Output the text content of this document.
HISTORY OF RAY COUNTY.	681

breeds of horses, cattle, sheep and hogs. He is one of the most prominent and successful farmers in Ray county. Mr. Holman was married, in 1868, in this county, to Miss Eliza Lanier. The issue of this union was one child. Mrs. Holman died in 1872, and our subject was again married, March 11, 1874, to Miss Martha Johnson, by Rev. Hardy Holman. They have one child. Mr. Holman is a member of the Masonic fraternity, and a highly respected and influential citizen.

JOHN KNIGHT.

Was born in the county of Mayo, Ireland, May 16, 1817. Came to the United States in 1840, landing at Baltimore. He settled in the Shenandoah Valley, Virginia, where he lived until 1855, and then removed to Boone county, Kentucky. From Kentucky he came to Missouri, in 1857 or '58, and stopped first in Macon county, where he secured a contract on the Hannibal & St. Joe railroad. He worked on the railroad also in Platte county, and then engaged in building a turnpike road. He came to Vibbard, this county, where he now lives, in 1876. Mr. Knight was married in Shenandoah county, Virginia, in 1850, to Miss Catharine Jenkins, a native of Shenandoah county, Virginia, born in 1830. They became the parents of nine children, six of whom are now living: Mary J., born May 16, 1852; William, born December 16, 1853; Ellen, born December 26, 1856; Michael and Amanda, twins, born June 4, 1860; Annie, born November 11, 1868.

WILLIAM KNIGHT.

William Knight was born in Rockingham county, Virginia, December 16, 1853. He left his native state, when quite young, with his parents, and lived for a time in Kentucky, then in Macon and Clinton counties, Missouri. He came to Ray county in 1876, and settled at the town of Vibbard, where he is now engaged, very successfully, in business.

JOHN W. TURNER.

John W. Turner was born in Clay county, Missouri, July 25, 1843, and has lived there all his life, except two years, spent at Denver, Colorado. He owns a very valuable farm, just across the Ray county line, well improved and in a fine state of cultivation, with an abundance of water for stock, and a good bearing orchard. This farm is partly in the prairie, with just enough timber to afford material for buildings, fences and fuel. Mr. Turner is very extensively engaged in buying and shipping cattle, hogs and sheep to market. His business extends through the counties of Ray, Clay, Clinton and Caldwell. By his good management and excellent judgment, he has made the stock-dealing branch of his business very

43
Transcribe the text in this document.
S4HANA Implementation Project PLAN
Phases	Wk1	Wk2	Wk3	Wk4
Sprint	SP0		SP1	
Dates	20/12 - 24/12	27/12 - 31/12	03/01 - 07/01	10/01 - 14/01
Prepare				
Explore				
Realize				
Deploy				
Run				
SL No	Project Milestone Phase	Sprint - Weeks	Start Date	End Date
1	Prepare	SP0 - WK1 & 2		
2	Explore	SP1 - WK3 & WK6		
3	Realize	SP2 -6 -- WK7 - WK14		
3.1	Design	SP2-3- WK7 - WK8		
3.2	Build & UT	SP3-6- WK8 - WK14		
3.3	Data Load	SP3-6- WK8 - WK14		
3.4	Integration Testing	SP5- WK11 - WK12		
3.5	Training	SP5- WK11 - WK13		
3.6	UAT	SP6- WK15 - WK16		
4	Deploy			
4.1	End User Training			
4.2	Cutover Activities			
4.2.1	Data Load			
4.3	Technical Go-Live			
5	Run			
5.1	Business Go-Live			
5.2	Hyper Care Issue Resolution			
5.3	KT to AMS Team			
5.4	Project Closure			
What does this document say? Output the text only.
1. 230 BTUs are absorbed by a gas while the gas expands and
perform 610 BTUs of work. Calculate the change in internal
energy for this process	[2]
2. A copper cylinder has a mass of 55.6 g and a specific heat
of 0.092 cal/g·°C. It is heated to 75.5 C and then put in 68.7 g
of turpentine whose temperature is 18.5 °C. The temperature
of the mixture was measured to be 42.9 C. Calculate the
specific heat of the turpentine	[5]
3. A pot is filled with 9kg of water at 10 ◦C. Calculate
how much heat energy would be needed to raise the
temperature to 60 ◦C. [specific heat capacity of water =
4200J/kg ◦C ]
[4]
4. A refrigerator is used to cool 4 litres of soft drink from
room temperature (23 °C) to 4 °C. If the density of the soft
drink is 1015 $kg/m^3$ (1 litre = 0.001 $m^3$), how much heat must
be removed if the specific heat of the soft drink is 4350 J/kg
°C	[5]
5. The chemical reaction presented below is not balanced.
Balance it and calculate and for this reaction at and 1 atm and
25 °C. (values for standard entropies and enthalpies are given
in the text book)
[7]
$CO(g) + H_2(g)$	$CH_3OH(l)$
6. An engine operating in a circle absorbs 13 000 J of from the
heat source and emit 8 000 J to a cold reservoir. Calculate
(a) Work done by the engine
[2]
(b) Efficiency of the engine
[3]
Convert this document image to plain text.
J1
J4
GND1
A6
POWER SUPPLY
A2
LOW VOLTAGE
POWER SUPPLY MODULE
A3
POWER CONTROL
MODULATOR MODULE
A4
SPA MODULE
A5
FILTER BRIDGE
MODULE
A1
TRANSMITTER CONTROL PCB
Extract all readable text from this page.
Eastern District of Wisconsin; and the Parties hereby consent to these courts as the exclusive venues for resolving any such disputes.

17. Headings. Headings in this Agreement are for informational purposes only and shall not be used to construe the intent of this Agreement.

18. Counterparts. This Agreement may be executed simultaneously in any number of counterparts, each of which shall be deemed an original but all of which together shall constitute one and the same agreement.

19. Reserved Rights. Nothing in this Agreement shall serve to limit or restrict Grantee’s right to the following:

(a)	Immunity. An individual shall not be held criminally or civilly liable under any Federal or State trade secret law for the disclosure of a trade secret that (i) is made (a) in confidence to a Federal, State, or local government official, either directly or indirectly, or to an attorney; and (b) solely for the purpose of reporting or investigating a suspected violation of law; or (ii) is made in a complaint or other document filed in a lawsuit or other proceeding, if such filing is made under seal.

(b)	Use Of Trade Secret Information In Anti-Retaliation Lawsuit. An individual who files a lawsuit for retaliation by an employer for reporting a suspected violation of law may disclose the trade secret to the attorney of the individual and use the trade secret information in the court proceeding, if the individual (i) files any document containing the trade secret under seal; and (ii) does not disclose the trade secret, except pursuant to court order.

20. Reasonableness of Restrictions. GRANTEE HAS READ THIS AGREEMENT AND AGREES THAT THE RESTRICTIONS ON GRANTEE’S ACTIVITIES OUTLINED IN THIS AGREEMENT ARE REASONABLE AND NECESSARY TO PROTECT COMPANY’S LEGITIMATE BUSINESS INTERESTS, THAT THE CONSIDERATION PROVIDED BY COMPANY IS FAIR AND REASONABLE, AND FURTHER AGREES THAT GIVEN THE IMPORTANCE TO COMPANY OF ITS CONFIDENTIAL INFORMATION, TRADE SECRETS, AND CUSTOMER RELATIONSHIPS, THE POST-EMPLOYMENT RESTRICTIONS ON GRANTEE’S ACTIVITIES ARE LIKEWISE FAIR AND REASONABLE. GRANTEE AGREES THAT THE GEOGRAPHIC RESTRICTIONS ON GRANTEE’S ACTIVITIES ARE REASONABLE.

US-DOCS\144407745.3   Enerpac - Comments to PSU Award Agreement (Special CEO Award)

........

*TASK:* Restate each entry exactly, skipping none.

*TASK ANSWER:*
Output the text content of this document.
HISTORY OF RAY COUNTY.	681

breeds of horses, cattle, sheep and hogs. He is one of the most prominent and successful farmers in Ray county. Mr. Holman was married, in 1868, in this county, to Miss Eliza Lanier. The issue of this union was one child. Mrs. Holman died in 1872, and our subject was again married, March 11, 1874, to Miss Martha Johnson, by Rev. Hardy Holman. They have one child. Mr. Holman is a member of the Masonic fraternity, and a highly respected and influential citizen.

JOHN KNIGHT.

Was born in the county of Mayo, Ireland, May 16, 1817. Came to the United States in 1840, landing at Baltimore. He settled in the Shenandoah Valley, Virginia, where he lived until 1855, and then removed to Boone county, Kentucky. From Kentucky he came to Missouri, in 1857 or '58, and stopped first in Macon county, where he secured a contract on the Hannibal & St. Joe railroad. He worked on the railroad also in Platte county, and then engaged in building a turnpike road. He came to Vibbard, this county, where he now lives, in 1876. Mr. Knight was married in Shenandoah county, Virginia, in 1850, to Miss Catharine Jenkins, a native of Shenandoah county, Virginia, born in 1830. They became the parents of nine children, six of whom are now living: Mary J., born May 16, 1852; William, born December 16, 1853; Ellen, born December 26, 1856; Michael and Amanda, twins, born June 4, 1860; Annie, born November 11, 1868.

WILLIAM KNIGHT.

William Knight was born in Rockingham county, Virginia, December 16, 1853. He left his native state, when quite young, with his parents, and lived for a time in Kentucky, then in Macon and Clinton counties, Missouri. He came to Ray county in 1876, and settled at the town of Vibbard, where he is now engaged, very successfully, in business.

JOHN W. TURNER.

John W. Turner was born in Clay county, Missouri, July 25, 1843, and has lived there all his life, except two years, spent at Denver, Colorado. He owns a very valuable farm, just across the Ray county line, well improved and in a fine state of cultivation, with an abundance of water for stock, and a good bearing orchard. This farm is partly in the prairie, with just enough timber to afford material for buildings, fences and fuel. Mr. Turner is very extensively engaged in buying and shipping cattle, hogs and sheep to market. His business extends through the counties of Ray, Clay, Clinton and Caldwell. By his good management and excellent judgment, he has made the stock-dealing branch of his business very

43
Transcribe the text in this document.
S4HANA Implementation Project PLAN
Phases	Wk1	Wk2	Wk3	Wk4
Sprint	SP0		SP1	
Dates	20/12 - 24/12	27/12 - 31/12	03/01 - 07/01	10/01 - 14/01
Prepare				
Explore				
Realize				
Deploy				
Run				
SL No	Project Milestone Phase	Sprint - Weeks	Start Date	End Date
1	Prepare	SP0 - WK1 & 2		
2	Explore	SP1 - WK3 & WK6		
3	Realize	SP2 -6 -- WK7 - WK14		
3.1	Design	SP2-3- WK7 - WK8		
3.2	Build & UT	SP3-6- WK8 - WK14		
3.3	Data Load	SP3-6- WK8 - WK14		
3.4	Integration Testing	SP5- WK11 - WK12		
3.5	Training	SP5- WK11 - WK13		
3.6	UAT	SP6- WK15 - WK16		
4	Deploy			
4.1	End User Training			
4.2	Cutover Activities			
4.2.1	Data Load			
4.3	Technical Go-Live			
5	Run			
5.1	Business Go-Live			
5.2	Hyper Care Issue Resolution			
5.3	KT to AMS Team			
5.4	Project Closure			
What does this document say? Output the text only.
1. 230 BTUs are absorbed by a gas while the gas expands and
perform 610 BTUs of work. Calculate the change in internal
energy for this process	[2]
2. A copper cylinder has a mass of 55.6 g and a specific heat
of 0.092 cal/g·°C. It is heated to 75.5 C and then put in 68.7 g
of turpentine whose temperature is 18.5 °C. The temperature
of the mixture was measured to be 42.9 C. Calculate the
specific heat of the turpentine	[5]
3. A pot is filled with 9kg of water at 10 ◦C. Calculate
how much heat energy would be needed to raise the
temperature to 60 ◦C. [specific heat capacity of water =
4200J/kg ◦C ]
[4]
4. A refrigerator is used to cool 4 litres of soft drink from
room temperature (23 °C) to 4 °C. If the density of the soft
drink is 1015 $kg/m^3$ (1 litre = 0.001 $m^3$), how much heat must
be removed if the specific heat of the soft drink is 4350 J/kg
°C	[5]
5. The chemical reaction presented below is not balanced.
Balance it and calculate and for this reaction at and 1 atm and
25 °C. (values for standard entropies and enthalpies are given
in the text book)
[7]
$CO(g) + H_2(g)$	$CH_3OH(l)$
6. An engine operating in a circle absorbs 13 000 J of from the
heat source and emit 8 000 J to a cold reservoir. Calculate
(a) Work done by the engine
[2]
(b) Efficiency of the engine
[3]
Convert this document image to plain text.
J1
J4
GND1
A6
POWER SUPPLY
A2
LOW VOLTAGE
POWER SUPPLY MODULE
A3
POWER CONTROL
MODULATOR MODULE
A4
SPA MODULE
A5
FILTER BRIDGE
MODULE
A1
TRANSMITTER CONTROL PCB
Extract all readable text from this page.
Eastern District of Wisconsin; and the Parties hereby consent to these courts as the exclusive venues for resolving any such disputes.

17. Headings. Headings in this Agreement are for informational purposes only and shall not be used to construe the intent of this Agreement.

18. Counterparts. This Agreement may be executed simultaneously in any number of counterparts, each of which shall be deemed an original but all of which together shall constitute one and the same agreement.

19. Reserved Rights. Nothing in this Agreement shall serve to limit or restrict Grantee’s right to the following:

(a)	Immunity. An individual shall not be held criminally or civilly liable under any Federal or State trade secret law for the disclosure of a trade secret that (i) is made (a) in confidence to a Federal, State, or local government official, either directly or indirectly, or to an attorney; and (b) solely for the purpose of reporting or investigating a suspected violation of law; or (ii) is made in a complaint or other document filed in a lawsuit or other proceeding, if such filing is made under seal.

(b)	Use Of Trade Secret Information In Anti-Retaliation Lawsuit. An individual who files a lawsuit for retaliation by an employer for reporting a suspected violation of law may disclose the trade secret to the attorney of the individual and use the trade secret information in the court proceeding, if the individual (i) files any document containing the trade secret under seal; and (ii) does not disclose the trade secret, except pursuant to court order.

20. Reasonableness of Restrictions. GRANTEE HAS READ THIS AGREEMENT AND AGREES THAT THE RESTRICTIONS ON GRANTEE’S ACTIVITIES OUTLINED IN THIS AGREEMENT ARE REASONABLE AND NECESSARY TO PROTECT COMPANY’S LEGITIMATE BUSINESS INTERESTS, THAT THE CONSIDERATION PROVIDED BY COMPANY IS FAIR AND REASONABLE, AND FURTHER AGREES THAT GIVEN THE IMPORTANCE TO COMPANY OF ITS CONFIDENTIAL INFORMATION, TRADE SECRETS, AND CUSTOMER RELATIONSHIPS, THE POST-EMPLOYMENT RESTRICTIONS ON GRANTEE’S ACTIVITIES ARE LIKEWISE FAIR AND REASONABLE. GRANTEE AGREES THAT THE GEOGRAPHIC RESTRICTIONS ON GRANTEE’S ACTIVITIES ARE REASONABLE.

US-DOCS\144407745.3   Enerpac - Comments to PSU Award Agreement (Special CEO Award)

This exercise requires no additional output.